● **WHAT IS REQUIRED**
Omit the pictures, then write out every entry exactly as it reads.

### INPUT ###

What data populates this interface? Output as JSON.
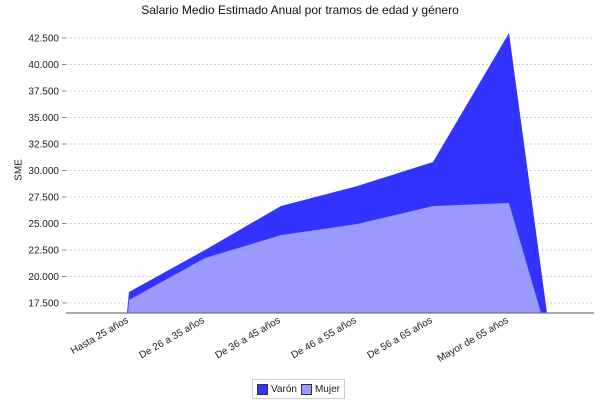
{
  "chart_data": {
    "type": "area",
    "stacked": false,
    "title": "Salario Medio Estimado Anual por tramos de edad y género",
    "xlabel": "",
    "ylabel": "SME",
    "categories": [
      "Hasta 25  años",
      "De 26  a 35  años",
      "De 36  a 45  años",
      "De 46  a 55  años",
      "De 56  a 65  años",
      "Mayor de 65  años"
    ],
    "series": [
      {
        "name": "Varón",
        "color": "#3333ff",
        "values": [
          18540,
          22500,
          26650,
          28530,
          30800,
          42970
        ]
      },
      {
        "name": "Mujer",
        "color": "#9999ff",
        "values": [
          17780,
          21750,
          23900,
          24950,
          26650,
          26930
        ]
      }
    ],
    "ylim": [
      16500,
      43500
    ],
    "yticks": [
      17500,
      20000,
      22500,
      25000,
      27500,
      30000,
      32500,
      35000,
      37500,
      40000,
      42500
    ],
    "ytick_labels": [
      "17.500",
      "20.000",
      "22.500",
      "25.000",
      "27.500",
      "30.000",
      "32.500",
      "35.000",
      "37.500",
      "40.000",
      "42.500"
    ],
    "grid": true,
    "legend_position": "bottom"
  },
  "legend": {
    "items": [
      {
        "label": "Varón",
        "color": "#3333ff"
      },
      {
        "label": "Mujer",
        "color": "#9999ff"
      }
    ]
  }
}
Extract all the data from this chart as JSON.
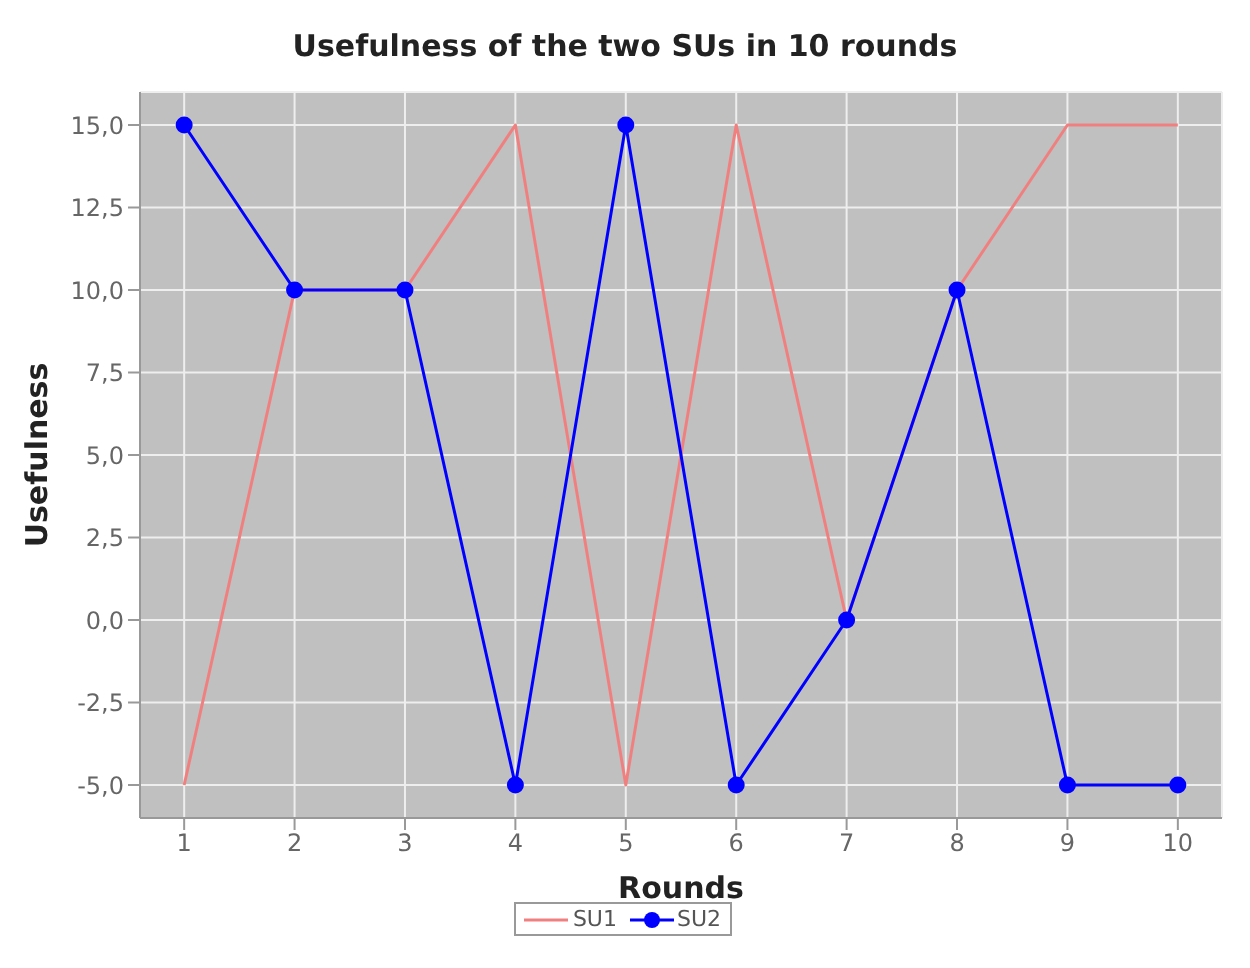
{
  "chart_data": {
    "type": "line",
    "title": "Usefulness of the two SUs in 10 rounds",
    "xlabel": "Rounds",
    "ylabel": "Usefulness",
    "x": [
      1,
      2,
      3,
      4,
      5,
      6,
      7,
      8,
      9,
      10
    ],
    "series": [
      {
        "name": "SU1",
        "color": "#f08080",
        "marker": "none",
        "values": [
          -5,
          10,
          10,
          15,
          -5,
          15,
          0,
          10,
          15,
          15
        ]
      },
      {
        "name": "SU2",
        "color": "#0000ff",
        "marker": "circle",
        "values": [
          15,
          10,
          10,
          -5,
          15,
          -5,
          0,
          10,
          -5,
          -5
        ]
      }
    ],
    "xlim": [
      0.6,
      10.4
    ],
    "xticks": [
      1,
      2,
      3,
      4,
      5,
      6,
      7,
      8,
      9,
      10
    ],
    "ylim": [
      -6,
      16
    ],
    "yticks": [
      {
        "value": -5,
        "label": "-5,0"
      },
      {
        "value": -2.5,
        "label": "-2,5"
      },
      {
        "value": 0,
        "label": "0,0"
      },
      {
        "value": 2.5,
        "label": "2,5"
      },
      {
        "value": 5,
        "label": "5,0"
      },
      {
        "value": 7.5,
        "label": "7,5"
      },
      {
        "value": 10,
        "label": "10,0"
      },
      {
        "value": 12.5,
        "label": "12,5"
      },
      {
        "value": 15,
        "label": "15,0"
      }
    ],
    "grid": true,
    "legend": "bottom",
    "line_style": "solid"
  }
}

###

● **ANSWER TO THE EXERCISE**
What data populates this interface? Output as JSON.
{
  "chart_data": {
    "type": "area",
    "stacked": false,
    "title": "Salario Medio Estimado Anual por tramos de edad y género",
    "xlabel": "",
    "ylabel": "SME",
    "categories": [
      "Hasta 25  años",
      "De 26  a 35  años",
      "De 36  a 45  años",
      "De 46  a 55  años",
      "De 56  a 65  años",
      "Mayor de 65  años"
    ],
    "series": [
      {
        "name": "Varón",
        "color": "#3333ff",
        "values": [
          18540,
          22500,
          26650,
          28530,
          30800,
          42970
        ]
      },
      {
        "name": "Mujer",
        "color": "#9999ff",
        "values": [
          17780,
          21750,
          23900,
          24950,
          26650,
          26930
        ]
      }
    ],
    "ylim": [
      16500,
      43500
    ],
    "yticks": [
      17500,
      20000,
      22500,
      25000,
      27500,
      30000,
      32500,
      35000,
      37500,
      40000,
      42500
    ],
    "ytick_labels": [
      "17.500",
      "20.000",
      "22.500",
      "25.000",
      "27.500",
      "30.000",
      "32.500",
      "35.000",
      "37.500",
      "40.000",
      "42.500"
    ],
    "grid": true,
    "legend_position": "bottom"
  },
  "legend": {
    "items": [
      {
        "label": "Varón",
        "color": "#3333ff"
      },
      {
        "label": "Mujer",
        "color": "#9999ff"
      }
    ]
  }
}
Extract all the data from this chart as JSON.
{
  "chart_data": {
    "type": "line",
    "title": "Usefulness of the two SUs in 10 rounds",
    "xlabel": "Rounds",
    "ylabel": "Usefulness",
    "x": [
      1,
      2,
      3,
      4,
      5,
      6,
      7,
      8,
      9,
      10
    ],
    "series": [
      {
        "name": "SU1",
        "color": "#f08080",
        "marker": "none",
        "values": [
          -5,
          10,
          10,
          15,
          -5,
          15,
          0,
          10,
          15,
          15
        ]
      },
      {
        "name": "SU2",
        "color": "#0000ff",
        "marker": "circle",
        "values": [
          15,
          10,
          10,
          -5,
          15,
          -5,
          0,
          10,
          -5,
          -5
        ]
      }
    ],
    "xlim": [
      0.6,
      10.4
    ],
    "xticks": [
      1,
      2,
      3,
      4,
      5,
      6,
      7,
      8,
      9,
      10
    ],
    "ylim": [
      -6,
      16
    ],
    "yticks": [
      {
        "value": -5,
        "label": "-5,0"
      },
      {
        "value": -2.5,
        "label": "-2,5"
      },
      {
        "value": 0,
        "label": "0,0"
      },
      {
        "value": 2.5,
        "label": "2,5"
      },
      {
        "value": 5,
        "label": "5,0"
      },
      {
        "value": 7.5,
        "label": "7,5"
      },
      {
        "value": 10,
        "label": "10,0"
      },
      {
        "value": 12.5,
        "label": "12,5"
      },
      {
        "value": 15,
        "label": "15,0"
      }
    ],
    "grid": true,
    "legend": "bottom",
    "line_style": "solid"
  }
}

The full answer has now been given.